# [THE PROBLEM]
Can the data below be echoed back word for word?

******************************

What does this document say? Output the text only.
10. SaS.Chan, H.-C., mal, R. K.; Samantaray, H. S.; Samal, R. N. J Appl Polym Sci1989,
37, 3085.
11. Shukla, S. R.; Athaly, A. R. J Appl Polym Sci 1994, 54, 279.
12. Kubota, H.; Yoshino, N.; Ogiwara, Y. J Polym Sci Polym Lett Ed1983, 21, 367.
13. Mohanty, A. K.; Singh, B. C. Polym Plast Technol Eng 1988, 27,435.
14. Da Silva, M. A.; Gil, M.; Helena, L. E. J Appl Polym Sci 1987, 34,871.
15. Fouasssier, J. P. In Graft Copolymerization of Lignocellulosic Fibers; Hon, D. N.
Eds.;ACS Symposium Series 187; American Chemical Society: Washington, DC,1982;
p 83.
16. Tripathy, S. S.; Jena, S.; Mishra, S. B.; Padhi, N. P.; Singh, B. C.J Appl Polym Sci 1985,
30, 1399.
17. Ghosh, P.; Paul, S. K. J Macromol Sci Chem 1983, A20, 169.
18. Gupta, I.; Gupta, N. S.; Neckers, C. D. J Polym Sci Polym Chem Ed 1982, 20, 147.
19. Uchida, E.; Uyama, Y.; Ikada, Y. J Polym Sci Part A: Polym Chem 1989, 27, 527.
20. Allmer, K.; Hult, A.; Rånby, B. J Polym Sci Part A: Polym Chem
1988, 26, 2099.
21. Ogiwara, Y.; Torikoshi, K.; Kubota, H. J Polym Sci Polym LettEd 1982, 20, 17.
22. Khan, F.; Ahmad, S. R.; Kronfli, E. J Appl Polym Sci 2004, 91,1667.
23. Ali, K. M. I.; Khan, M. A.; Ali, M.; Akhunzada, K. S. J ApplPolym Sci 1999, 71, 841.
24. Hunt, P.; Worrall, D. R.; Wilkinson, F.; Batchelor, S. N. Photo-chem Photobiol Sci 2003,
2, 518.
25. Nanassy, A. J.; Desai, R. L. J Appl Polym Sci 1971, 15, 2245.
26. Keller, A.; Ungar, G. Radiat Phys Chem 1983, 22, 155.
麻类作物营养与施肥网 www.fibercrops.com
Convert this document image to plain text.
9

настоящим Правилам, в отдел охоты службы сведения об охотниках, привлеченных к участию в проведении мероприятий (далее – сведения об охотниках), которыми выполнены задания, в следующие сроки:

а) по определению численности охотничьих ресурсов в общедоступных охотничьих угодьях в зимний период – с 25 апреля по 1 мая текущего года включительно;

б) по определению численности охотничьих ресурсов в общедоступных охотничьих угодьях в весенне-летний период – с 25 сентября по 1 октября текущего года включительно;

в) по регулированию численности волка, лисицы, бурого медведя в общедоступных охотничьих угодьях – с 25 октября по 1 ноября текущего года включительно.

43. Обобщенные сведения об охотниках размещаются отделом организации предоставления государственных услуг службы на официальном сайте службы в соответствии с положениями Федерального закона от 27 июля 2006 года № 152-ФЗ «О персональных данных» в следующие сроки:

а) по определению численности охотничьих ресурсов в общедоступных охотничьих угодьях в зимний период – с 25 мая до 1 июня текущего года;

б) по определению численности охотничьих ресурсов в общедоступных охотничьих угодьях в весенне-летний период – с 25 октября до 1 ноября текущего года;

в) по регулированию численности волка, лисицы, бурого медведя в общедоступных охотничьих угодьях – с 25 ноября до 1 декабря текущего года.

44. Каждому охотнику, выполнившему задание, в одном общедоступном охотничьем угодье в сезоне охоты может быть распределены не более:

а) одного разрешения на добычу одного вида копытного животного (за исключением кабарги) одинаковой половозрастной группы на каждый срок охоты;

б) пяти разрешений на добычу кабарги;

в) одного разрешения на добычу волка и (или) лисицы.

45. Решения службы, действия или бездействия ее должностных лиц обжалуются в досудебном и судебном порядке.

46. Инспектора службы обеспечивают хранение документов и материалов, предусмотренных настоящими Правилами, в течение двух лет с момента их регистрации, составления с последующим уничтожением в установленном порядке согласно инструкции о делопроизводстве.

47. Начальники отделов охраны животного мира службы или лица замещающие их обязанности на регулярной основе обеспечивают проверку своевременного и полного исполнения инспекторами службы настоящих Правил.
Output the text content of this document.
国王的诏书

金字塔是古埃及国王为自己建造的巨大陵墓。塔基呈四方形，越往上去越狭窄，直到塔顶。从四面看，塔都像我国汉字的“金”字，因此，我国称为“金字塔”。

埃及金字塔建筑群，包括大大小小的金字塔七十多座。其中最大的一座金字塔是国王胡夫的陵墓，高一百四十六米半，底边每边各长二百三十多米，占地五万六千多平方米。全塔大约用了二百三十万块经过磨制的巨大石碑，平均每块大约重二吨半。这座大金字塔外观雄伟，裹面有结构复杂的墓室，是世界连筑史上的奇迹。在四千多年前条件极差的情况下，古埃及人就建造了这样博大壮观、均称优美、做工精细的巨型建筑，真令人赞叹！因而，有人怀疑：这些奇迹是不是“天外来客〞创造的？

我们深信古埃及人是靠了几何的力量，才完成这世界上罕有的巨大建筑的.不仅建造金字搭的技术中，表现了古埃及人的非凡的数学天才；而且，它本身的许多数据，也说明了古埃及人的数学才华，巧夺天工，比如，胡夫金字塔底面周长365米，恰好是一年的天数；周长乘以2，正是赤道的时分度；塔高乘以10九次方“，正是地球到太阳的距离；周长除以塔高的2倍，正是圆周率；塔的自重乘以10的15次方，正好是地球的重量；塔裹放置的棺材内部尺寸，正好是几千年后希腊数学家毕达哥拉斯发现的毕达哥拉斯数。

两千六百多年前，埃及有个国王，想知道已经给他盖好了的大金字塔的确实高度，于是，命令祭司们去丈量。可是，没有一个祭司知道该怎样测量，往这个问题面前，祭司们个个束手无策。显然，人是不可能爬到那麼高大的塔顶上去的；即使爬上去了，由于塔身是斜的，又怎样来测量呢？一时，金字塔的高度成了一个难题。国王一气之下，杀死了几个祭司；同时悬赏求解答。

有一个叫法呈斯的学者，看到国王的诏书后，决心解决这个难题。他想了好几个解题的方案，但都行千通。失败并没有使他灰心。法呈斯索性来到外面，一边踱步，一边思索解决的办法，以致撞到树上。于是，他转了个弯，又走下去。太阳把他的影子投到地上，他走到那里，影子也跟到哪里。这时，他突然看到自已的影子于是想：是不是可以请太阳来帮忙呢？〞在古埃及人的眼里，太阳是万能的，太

******************************

# [COMPLETED TASK]
What does this document say? Output the text only.
10. SaS.Chan, H.-C., mal, R. K.; Samantaray, H. S.; Samal, R. N. J Appl Polym Sci1989,
37, 3085.
11. Shukla, S. R.; Athaly, A. R. J Appl Polym Sci 1994, 54, 279.
12. Kubota, H.; Yoshino, N.; Ogiwara, Y. J Polym Sci Polym Lett Ed1983, 21, 367.
13. Mohanty, A. K.; Singh, B. C. Polym Plast Technol Eng 1988, 27,435.
14. Da Silva, M. A.; Gil, M.; Helena, L. E. J Appl Polym Sci 1987, 34,871.
15. Fouasssier, J. P. In Graft Copolymerization of Lignocellulosic Fibers; Hon, D. N.
Eds.;ACS Symposium Series 187; American Chemical Society: Washington, DC,1982;
p 83.
16. Tripathy, S. S.; Jena, S.; Mishra, S. B.; Padhi, N. P.; Singh, B. C.J Appl Polym Sci 1985,
30, 1399.
17. Ghosh, P.; Paul, S. K. J Macromol Sci Chem 1983, A20, 169.
18. Gupta, I.; Gupta, N. S.; Neckers, C. D. J Polym Sci Polym Chem Ed 1982, 20, 147.
19. Uchida, E.; Uyama, Y.; Ikada, Y. J Polym Sci Part A: Polym Chem 1989, 27, 527.
20. Allmer, K.; Hult, A.; Rånby, B. J Polym Sci Part A: Polym Chem
1988, 26, 2099.
21. Ogiwara, Y.; Torikoshi, K.; Kubota, H. J Polym Sci Polym LettEd 1982, 20, 17.
22. Khan, F.; Ahmad, S. R.; Kronfli, E. J Appl Polym Sci 2004, 91,1667.
23. Ali, K. M. I.; Khan, M. A.; Ali, M.; Akhunzada, K. S. J ApplPolym Sci 1999, 71, 841.
24. Hunt, P.; Worrall, D. R.; Wilkinson, F.; Batchelor, S. N. Photo-chem Photobiol Sci 2003,
2, 518.
25. Nanassy, A. J.; Desai, R. L. J Appl Polym Sci 1971, 15, 2245.
26. Keller, A.; Ungar, G. Radiat Phys Chem 1983, 22, 155.
麻类作物营养与施肥网 www.fibercrops.com
Convert this document image to plain text.
9

настоящим Правилам, в отдел охоты службы сведения об охотниках, привлеченных к участию в проведении мероприятий (далее – сведения об охотниках), которыми выполнены задания, в следующие сроки:

а) по определению численности охотничьих ресурсов в общедоступных охотничьих угодьях в зимний период – с 25 апреля по 1 мая текущего года включительно;

б) по определению численности охотничьих ресурсов в общедоступных охотничьих угодьях в весенне-летний период – с 25 сентября по 1 октября текущего года включительно;

в) по регулированию численности волка, лисицы, бурого медведя в общедоступных охотничьих угодьях – с 25 октября по 1 ноября текущего года включительно.

43. Обобщенные сведения об охотниках размещаются отделом организации предоставления государственных услуг службы на официальном сайте службы в соответствии с положениями Федерального закона от 27 июля 2006 года № 152-ФЗ «О персональных данных» в следующие сроки:

а) по определению численности охотничьих ресурсов в общедоступных охотничьих угодьях в зимний период – с 25 мая до 1 июня текущего года;

б) по определению численности охотничьих ресурсов в общедоступных охотничьих угодьях в весенне-летний период – с 25 октября до 1 ноября текущего года;

в) по регулированию численности волка, лисицы, бурого медведя в общедоступных охотничьих угодьях – с 25 ноября до 1 декабря текущего года.

44. Каждому охотнику, выполнившему задание, в одном общедоступном охотничьем угодье в сезоне охоты может быть распределены не более:

а) одного разрешения на добычу одного вида копытного животного (за исключением кабарги) одинаковой половозрастной группы на каждый срок охоты;

б) пяти разрешений на добычу кабарги;

в) одного разрешения на добычу волка и (или) лисицы.

45. Решения службы, действия или бездействия ее должностных лиц обжалуются в досудебном и судебном порядке.

46. Инспектора службы обеспечивают хранение документов и материалов, предусмотренных настоящими Правилами, в течение двух лет с момента их регистрации, составления с последующим уничтожением в установленном порядке согласно инструкции о делопроизводстве.

47. Начальники отделов охраны животного мира службы или лица замещающие их обязанности на регулярной основе обеспечивают проверку своевременного и полного исполнения инспекторами службы настоящих Правил.
Output the text content of this document.
国王的诏书

金字塔是古埃及国王为自己建造的巨大陵墓。塔基呈四方形，越往上去越狭窄，直到塔顶。从四面看，塔都像我国汉字的“金”字，因此，我国称为“金字塔”。

埃及金字塔建筑群，包括大大小小的金字塔七十多座。其中最大的一座金字塔是国王胡夫的陵墓，高一百四十六米半，底边每边各长二百三十多米，占地五万六千多平方米。全塔大约用了二百三十万块经过磨制的巨大石碑，平均每块大约重二吨半。这座大金字塔外观雄伟，裹面有结构复杂的墓室，是世界连筑史上的奇迹。在四千多年前条件极差的情况下，古埃及人就建造了这样博大壮观、均称优美、做工精细的巨型建筑，真令人赞叹！因而，有人怀疑：这些奇迹是不是“天外来客〞创造的？

我们深信古埃及人是靠了几何的力量，才完成这世界上罕有的巨大建筑的.不仅建造金字搭的技术中，表现了古埃及人的非凡的数学天才；而且，它本身的许多数据，也说明了古埃及人的数学才华，巧夺天工，比如，胡夫金字塔底面周长365米，恰好是一年的天数；周长乘以2，正是赤道的时分度；塔高乘以10九次方“，正是地球到太阳的距离；周长除以塔高的2倍，正是圆周率；塔的自重乘以10的15次方，正好是地球的重量；塔裹放置的棺材内部尺寸，正好是几千年后希腊数学家毕达哥拉斯发现的毕达哥拉斯数。

两千六百多年前，埃及有个国王，想知道已经给他盖好了的大金字塔的确实高度，于是，命令祭司们去丈量。可是，没有一个祭司知道该怎样测量，往这个问题面前，祭司们个个束手无策。显然，人是不可能爬到那麼高大的塔顶上去的；即使爬上去了，由于塔身是斜的，又怎样来测量呢？一时，金字塔的高度成了一个难题。国王一气之下，杀死了几个祭司；同时悬赏求解答。

有一个叫法呈斯的学者，看到国王的诏书后，决心解决这个难题。他想了好几个解题的方案，但都行千通。失败并没有使他灰心。法呈斯索性来到外面，一边踱步，一边思索解决的办法，以致撞到树上。于是，他转了个弯，又走下去。太阳把他的影子投到地上，他走到那里，影子也跟到哪里。这时，他突然看到自已的影子于是想：是不是可以请太阳来帮忙呢？〞在古埃及人的眼里，太阳是万能的，太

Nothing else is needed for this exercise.